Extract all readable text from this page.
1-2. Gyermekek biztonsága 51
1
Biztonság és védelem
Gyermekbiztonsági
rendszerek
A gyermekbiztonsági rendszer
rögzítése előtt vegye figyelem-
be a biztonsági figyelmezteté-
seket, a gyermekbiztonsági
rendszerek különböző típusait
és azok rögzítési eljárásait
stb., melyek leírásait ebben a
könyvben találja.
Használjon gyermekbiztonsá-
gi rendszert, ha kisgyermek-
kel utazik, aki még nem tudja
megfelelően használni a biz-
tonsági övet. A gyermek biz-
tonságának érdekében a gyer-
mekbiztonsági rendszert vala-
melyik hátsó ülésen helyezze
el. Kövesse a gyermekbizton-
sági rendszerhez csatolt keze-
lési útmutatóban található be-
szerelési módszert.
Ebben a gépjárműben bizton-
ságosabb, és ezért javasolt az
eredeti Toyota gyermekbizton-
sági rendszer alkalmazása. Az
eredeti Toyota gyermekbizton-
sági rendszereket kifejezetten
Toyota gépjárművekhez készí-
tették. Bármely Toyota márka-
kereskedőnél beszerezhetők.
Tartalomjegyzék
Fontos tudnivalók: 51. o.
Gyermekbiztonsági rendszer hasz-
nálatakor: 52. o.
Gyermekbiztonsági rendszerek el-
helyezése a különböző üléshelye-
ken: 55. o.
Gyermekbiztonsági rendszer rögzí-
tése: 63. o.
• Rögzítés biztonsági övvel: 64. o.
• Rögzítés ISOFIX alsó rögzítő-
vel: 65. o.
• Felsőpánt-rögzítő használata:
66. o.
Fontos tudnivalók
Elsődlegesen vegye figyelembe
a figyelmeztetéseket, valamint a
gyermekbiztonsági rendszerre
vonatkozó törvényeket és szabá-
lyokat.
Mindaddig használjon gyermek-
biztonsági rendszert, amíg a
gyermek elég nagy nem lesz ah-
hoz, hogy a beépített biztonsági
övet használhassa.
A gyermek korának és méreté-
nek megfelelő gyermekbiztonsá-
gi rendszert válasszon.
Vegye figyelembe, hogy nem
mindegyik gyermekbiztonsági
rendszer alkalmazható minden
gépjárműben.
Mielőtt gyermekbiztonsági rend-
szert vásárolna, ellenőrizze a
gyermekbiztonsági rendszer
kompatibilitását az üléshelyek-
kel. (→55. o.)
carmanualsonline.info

TASK DIRECTIONS
Every line of the data above should be reproduced word for word.

TASK OUTPUT
Extract all readable text from this page.
1-2. Gyermekek biztonsága 51
1
Biztonság és védelem
Gyermekbiztonsági
rendszerek
A gyermekbiztonsági rendszer
rögzítése előtt vegye figyelem-
be a biztonsági figyelmezteté-
seket, a gyermekbiztonsági
rendszerek különböző típusait
és azok rögzítési eljárásait
stb., melyek leírásait ebben a
könyvben találja.
Használjon gyermekbiztonsá-
gi rendszert, ha kisgyermek-
kel utazik, aki még nem tudja
megfelelően használni a biz-
tonsági övet. A gyermek biz-
tonságának érdekében a gyer-
mekbiztonsági rendszert vala-
melyik hátsó ülésen helyezze
el. Kövesse a gyermekbizton-
sági rendszerhez csatolt keze-
lési útmutatóban található be-
szerelési módszert.
Ebben a gépjárműben bizton-
ságosabb, és ezért javasolt az
eredeti Toyota gyermekbizton-
sági rendszer alkalmazása. Az
eredeti Toyota gyermekbizton-
sági rendszereket kifejezetten
Toyota gépjárművekhez készí-
tették. Bármely Toyota márka-
kereskedőnél beszerezhetők.
Tartalomjegyzék
Fontos tudnivalók: 51. o.
Gyermekbiztonsági rendszer hasz-
nálatakor: 52. o.
Gyermekbiztonsági rendszerek el-
helyezése a különböző üléshelye-
ken: 55. o.
Gyermekbiztonsági rendszer rögzí-
tése: 63. o.
• Rögzítés biztonsági övvel: 64. o.
• Rögzítés ISOFIX alsó rögzítő-
vel: 65. o.
• Felsőpánt-rögzítő használata:
66. o.
Fontos tudnivalók
Elsődlegesen vegye figyelembe
a figyelmeztetéseket, valamint a
gyermekbiztonsági rendszerre
vonatkozó törvényeket és szabá-
lyokat.
Mindaddig használjon gyermek-
biztonsági rendszert, amíg a
gyermek elég nagy nem lesz ah-
hoz, hogy a beépített biztonsági
övet használhassa.
A gyermek korának és méreté-
nek megfelelő gyermekbiztonsá-
gi rendszert válasszon.
Vegye figyelembe, hogy nem
mindegyik gyermekbiztonsági
rendszer alkalmazható minden
gépjárműben.
Mielőtt gyermekbiztonsági rend-
szert vásárolna, ellenőrizze a
gyermekbiztonsági rendszer
kompatibilitását az üléshelyek-
kel. (→55. o.)
carmanualsonline.info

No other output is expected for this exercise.